WHAT YOU HAVE TO DO → Each line of the listing must be transcribed exactly, except for the images, which should be excluded.

SUPPLIED RECORDS →

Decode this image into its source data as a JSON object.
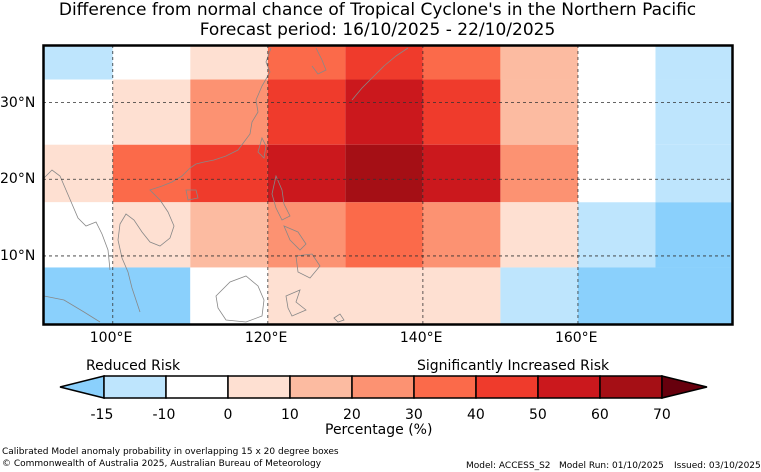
{
  "title_line1": "Difference from normal chance of Tropical Cyclone's in the Northern Pacific",
  "title_line2": "Forecast period: 16/10/2025 - 22/10/2025",
  "colors": {
    "-15": "#bee5fd",
    "-10": "#8ad0fc",
    "0": "#ffffff",
    "10": "#fee0d2",
    "20": "#fcbba1",
    "30": "#fc9272",
    "40": "#fb6a4a",
    "50": "#ef3b2c",
    "60": "#cb181d",
    "70": "#a50f15",
    "max": "#67000d"
  },
  "map": {
    "lon_ticks": [
      {
        "lon": 100,
        "label": "100°E"
      },
      {
        "lon": 120,
        "label": "120°E"
      },
      {
        "lon": 140,
        "label": "140°E"
      },
      {
        "lon": 160,
        "label": "160°E"
      }
    ],
    "lat_ticks": [
      {
        "lat": 30,
        "label": "30°N"
      },
      {
        "lat": 20,
        "label": "20°N"
      },
      {
        "lat": 10,
        "label": "10°N"
      }
    ],
    "lon_range": [
      91,
      180
    ],
    "lat_range": [
      1,
      37.5
    ],
    "cells": [
      {
        "lon0": 91,
        "lon1": 100,
        "lat0": 33,
        "lat1": 37.5,
        "cls": "-15"
      },
      {
        "lon0": 100,
        "lon1": 110,
        "lat0": 33,
        "lat1": 37.5,
        "cls": "0"
      },
      {
        "lon0": 110,
        "lon1": 120,
        "lat0": 33,
        "lat1": 37.5,
        "cls": "10"
      },
      {
        "lon0": 120,
        "lon1": 130,
        "lat0": 33,
        "lat1": 37.5,
        "cls": "40"
      },
      {
        "lon0": 130,
        "lon1": 140,
        "lat0": 33,
        "lat1": 37.5,
        "cls": "50"
      },
      {
        "lon0": 140,
        "lon1": 150,
        "lat0": 33,
        "lat1": 37.5,
        "cls": "40"
      },
      {
        "lon0": 150,
        "lon1": 160,
        "lat0": 33,
        "lat1": 37.5,
        "cls": "20"
      },
      {
        "lon0": 160,
        "lon1": 170,
        "lat0": 33,
        "lat1": 37.5,
        "cls": "0"
      },
      {
        "lon0": 170,
        "lon1": 180,
        "lat0": 33,
        "lat1": 37.5,
        "cls": "-15"
      },
      {
        "lon0": 91,
        "lon1": 100,
        "lat0": 24.5,
        "lat1": 33,
        "cls": "0"
      },
      {
        "lon0": 100,
        "lon1": 110,
        "lat0": 24.5,
        "lat1": 33,
        "cls": "10"
      },
      {
        "lon0": 110,
        "lon1": 120,
        "lat0": 24.5,
        "lat1": 33,
        "cls": "30"
      },
      {
        "lon0": 120,
        "lon1": 130,
        "lat0": 24.5,
        "lat1": 33,
        "cls": "50"
      },
      {
        "lon0": 130,
        "lon1": 140,
        "lat0": 24.5,
        "lat1": 33,
        "cls": "60"
      },
      {
        "lon0": 140,
        "lon1": 150,
        "lat0": 24.5,
        "lat1": 33,
        "cls": "50"
      },
      {
        "lon0": 150,
        "lon1": 160,
        "lat0": 24.5,
        "lat1": 33,
        "cls": "20"
      },
      {
        "lon0": 160,
        "lon1": 170,
        "lat0": 24.5,
        "lat1": 33,
        "cls": "0"
      },
      {
        "lon0": 170,
        "lon1": 180,
        "lat0": 24.5,
        "lat1": 33,
        "cls": "-15"
      },
      {
        "lon0": 91,
        "lon1": 100,
        "lat0": 17,
        "lat1": 24.5,
        "cls": "10"
      },
      {
        "lon0": 100,
        "lon1": 110,
        "lat0": 17,
        "lat1": 24.5,
        "cls": "40"
      },
      {
        "lon0": 110,
        "lon1": 120,
        "lat0": 17,
        "lat1": 24.5,
        "cls": "50"
      },
      {
        "lon0": 120,
        "lon1": 130,
        "lat0": 17,
        "lat1": 24.5,
        "cls": "60"
      },
      {
        "lon0": 130,
        "lon1": 140,
        "lat0": 17,
        "lat1": 24.5,
        "cls": "70"
      },
      {
        "lon0": 140,
        "lon1": 150,
        "lat0": 17,
        "lat1": 24.5,
        "cls": "60"
      },
      {
        "lon0": 150,
        "lon1": 160,
        "lat0": 17,
        "lat1": 24.5,
        "cls": "30"
      },
      {
        "lon0": 160,
        "lon1": 170,
        "lat0": 17,
        "lat1": 24.5,
        "cls": "0"
      },
      {
        "lon0": 170,
        "lon1": 180,
        "lat0": 17,
        "lat1": 24.5,
        "cls": "-15"
      },
      {
        "lon0": 91,
        "lon1": 100,
        "lat0": 8.5,
        "lat1": 17,
        "cls": "0"
      },
      {
        "lon0": 100,
        "lon1": 110,
        "lat0": 8.5,
        "lat1": 17,
        "cls": "10"
      },
      {
        "lon0": 110,
        "lon1": 120,
        "lat0": 8.5,
        "lat1": 17,
        "cls": "20"
      },
      {
        "lon0": 120,
        "lon1": 130,
        "lat0": 8.5,
        "lat1": 17,
        "cls": "30"
      },
      {
        "lon0": 130,
        "lon1": 140,
        "lat0": 8.5,
        "lat1": 17,
        "cls": "40"
      },
      {
        "lon0": 140,
        "lon1": 150,
        "lat0": 8.5,
        "lat1": 17,
        "cls": "30"
      },
      {
        "lon0": 150,
        "lon1": 160,
        "lat0": 8.5,
        "lat1": 17,
        "cls": "10"
      },
      {
        "lon0": 160,
        "lon1": 170,
        "lat0": 8.5,
        "lat1": 17,
        "cls": "-15"
      },
      {
        "lon0": 170,
        "lon1": 180,
        "lat0": 8.5,
        "lat1": 17,
        "cls": "-10"
      },
      {
        "lon0": 91,
        "lon1": 110,
        "lat0": 1,
        "lat1": 8.5,
        "cls": "-10"
      },
      {
        "lon0": 110,
        "lon1": 120,
        "lat0": 1,
        "lat1": 8.5,
        "cls": "0"
      },
      {
        "lon0": 120,
        "lon1": 150,
        "lat0": 1,
        "lat1": 8.5,
        "cls": "10"
      },
      {
        "lon0": 150,
        "lon1": 160,
        "lat0": 1,
        "lat1": 8.5,
        "cls": "-15"
      },
      {
        "lon0": 160,
        "lon1": 180,
        "lat0": 1,
        "lat1": 8.5,
        "cls": "-10"
      }
    ]
  },
  "colorbar": {
    "reduced_label": "Reduced Risk",
    "increased_label": "Significantly Increased Risk",
    "axis_label": "Percentage (%)",
    "ticks": [
      "-15",
      "-10",
      "0",
      "10",
      "20",
      "30",
      "40",
      "50",
      "60",
      "70"
    ]
  },
  "footer": {
    "caption": "Calibrated Model anomaly probability in overlapping 15 x 20 degree boxes",
    "copyright": "© Commonwealth of Australia 2025, Australian Bureau of Meteorology",
    "model": "Model: ACCESS_S2",
    "model_run": "Model Run: 01/10/2025",
    "issued": "Issued: 03/10/2025"
  }
}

RESULT BELOW →
Decode this image into its source data as a JSON object.
{
  "title_line1": "Difference from normal chance of Tropical Cyclone's in the Northern Pacific",
  "title_line2": "Forecast period: 16/10/2025 - 22/10/2025",
  "colors": {
    "-15": "#bee5fd",
    "-10": "#8ad0fc",
    "0": "#ffffff",
    "10": "#fee0d2",
    "20": "#fcbba1",
    "30": "#fc9272",
    "40": "#fb6a4a",
    "50": "#ef3b2c",
    "60": "#cb181d",
    "70": "#a50f15",
    "max": "#67000d"
  },
  "map": {
    "lon_ticks": [
      {
        "lon": 100,
        "label": "100°E"
      },
      {
        "lon": 120,
        "label": "120°E"
      },
      {
        "lon": 140,
        "label": "140°E"
      },
      {
        "lon": 160,
        "label": "160°E"
      }
    ],
    "lat_ticks": [
      {
        "lat": 30,
        "label": "30°N"
      },
      {
        "lat": 20,
        "label": "20°N"
      },
      {
        "lat": 10,
        "label": "10°N"
      }
    ],
    "lon_range": [
      91,
      180
    ],
    "lat_range": [
      1,
      37.5
    ],
    "cells": [
      {
        "lon0": 91,
        "lon1": 100,
        "lat0": 33,
        "lat1": 37.5,
        "cls": "-15"
      },
      {
        "lon0": 100,
        "lon1": 110,
        "lat0": 33,
        "lat1": 37.5,
        "cls": "0"
      },
      {
        "lon0": 110,
        "lon1": 120,
        "lat0": 33,
        "lat1": 37.5,
        "cls": "10"
      },
      {
        "lon0": 120,
        "lon1": 130,
        "lat0": 33,
        "lat1": 37.5,
        "cls": "40"
      },
      {
        "lon0": 130,
        "lon1": 140,
        "lat0": 33,
        "lat1": 37.5,
        "cls": "50"
      },
      {
        "lon0": 140,
        "lon1": 150,
        "lat0": 33,
        "lat1": 37.5,
        "cls": "40"
      },
      {
        "lon0": 150,
        "lon1": 160,
        "lat0": 33,
        "lat1": 37.5,
        "cls": "20"
      },
      {
        "lon0": 160,
        "lon1": 170,
        "lat0": 33,
        "lat1": 37.5,
        "cls": "0"
      },
      {
        "lon0": 170,
        "lon1": 180,
        "lat0": 33,
        "lat1": 37.5,
        "cls": "-15"
      },
      {
        "lon0": 91,
        "lon1": 100,
        "lat0": 24.5,
        "lat1": 33,
        "cls": "0"
      },
      {
        "lon0": 100,
        "lon1": 110,
        "lat0": 24.5,
        "lat1": 33,
        "cls": "10"
      },
      {
        "lon0": 110,
        "lon1": 120,
        "lat0": 24.5,
        "lat1": 33,
        "cls": "30"
      },
      {
        "lon0": 120,
        "lon1": 130,
        "lat0": 24.5,
        "lat1": 33,
        "cls": "50"
      },
      {
        "lon0": 130,
        "lon1": 140,
        "lat0": 24.5,
        "lat1": 33,
        "cls": "60"
      },
      {
        "lon0": 140,
        "lon1": 150,
        "lat0": 24.5,
        "lat1": 33,
        "cls": "50"
      },
      {
        "lon0": 150,
        "lon1": 160,
        "lat0": 24.5,
        "lat1": 33,
        "cls": "20"
      },
      {
        "lon0": 160,
        "lon1": 170,
        "lat0": 24.5,
        "lat1": 33,
        "cls": "0"
      },
      {
        "lon0": 170,
        "lon1": 180,
        "lat0": 24.5,
        "lat1": 33,
        "cls": "-15"
      },
      {
        "lon0": 91,
        "lon1": 100,
        "lat0": 17,
        "lat1": 24.5,
        "cls": "10"
      },
      {
        "lon0": 100,
        "lon1": 110,
        "lat0": 17,
        "lat1": 24.5,
        "cls": "40"
      },
      {
        "lon0": 110,
        "lon1": 120,
        "lat0": 17,
        "lat1": 24.5,
        "cls": "50"
      },
      {
        "lon0": 120,
        "lon1": 130,
        "lat0": 17,
        "lat1": 24.5,
        "cls": "60"
      },
      {
        "lon0": 130,
        "lon1": 140,
        "lat0": 17,
        "lat1": 24.5,
        "cls": "70"
      },
      {
        "lon0": 140,
        "lon1": 150,
        "lat0": 17,
        "lat1": 24.5,
        "cls": "60"
      },
      {
        "lon0": 150,
        "lon1": 160,
        "lat0": 17,
        "lat1": 24.5,
        "cls": "30"
      },
      {
        "lon0": 160,
        "lon1": 170,
        "lat0": 17,
        "lat1": 24.5,
        "cls": "0"
      },
      {
        "lon0": 170,
        "lon1": 180,
        "lat0": 17,
        "lat1": 24.5,
        "cls": "-15"
      },
      {
        "lon0": 91,
        "lon1": 100,
        "lat0": 8.5,
        "lat1": 17,
        "cls": "0"
      },
      {
        "lon0": 100,
        "lon1": 110,
        "lat0": 8.5,
        "lat1": 17,
        "cls": "10"
      },
      {
        "lon0": 110,
        "lon1": 120,
        "lat0": 8.5,
        "lat1": 17,
        "cls": "20"
      },
      {
        "lon0": 120,
        "lon1": 130,
        "lat0": 8.5,
        "lat1": 17,
        "cls": "30"
      },
      {
        "lon0": 130,
        "lon1": 140,
        "lat0": 8.5,
        "lat1": 17,
        "cls": "40"
      },
      {
        "lon0": 140,
        "lon1": 150,
        "lat0": 8.5,
        "lat1": 17,
        "cls": "30"
      },
      {
        "lon0": 150,
        "lon1": 160,
        "lat0": 8.5,
        "lat1": 17,
        "cls": "10"
      },
      {
        "lon0": 160,
        "lon1": 170,
        "lat0": 8.5,
        "lat1": 17,
        "cls": "-15"
      },
      {
        "lon0": 170,
        "lon1": 180,
        "lat0": 8.5,
        "lat1": 17,
        "cls": "-10"
      },
      {
        "lon0": 91,
        "lon1": 110,
        "lat0": 1,
        "lat1": 8.5,
        "cls": "-10"
      },
      {
        "lon0": 110,
        "lon1": 120,
        "lat0": 1,
        "lat1": 8.5,
        "cls": "0"
      },
      {
        "lon0": 120,
        "lon1": 150,
        "lat0": 1,
        "lat1": 8.5,
        "cls": "10"
      },
      {
        "lon0": 150,
        "lon1": 160,
        "lat0": 1,
        "lat1": 8.5,
        "cls": "-15"
      },
      {
        "lon0": 160,
        "lon1": 180,
        "lat0": 1,
        "lat1": 8.5,
        "cls": "-10"
      }
    ]
  },
  "colorbar": {
    "reduced_label": "Reduced Risk",
    "increased_label": "Significantly Increased Risk",
    "axis_label": "Percentage (%)",
    "ticks": [
      "-15",
      "-10",
      "0",
      "10",
      "20",
      "30",
      "40",
      "50",
      "60",
      "70"
    ]
  },
  "footer": {
    "caption": "Calibrated Model anomaly probability in overlapping 15 x 20 degree boxes",
    "copyright": "© Commonwealth of Australia 2025, Australian Bureau of Meteorology",
    "model": "Model: ACCESS_S2",
    "model_run": "Model Run: 01/10/2025",
    "issued": "Issued: 03/10/2025"
  }
}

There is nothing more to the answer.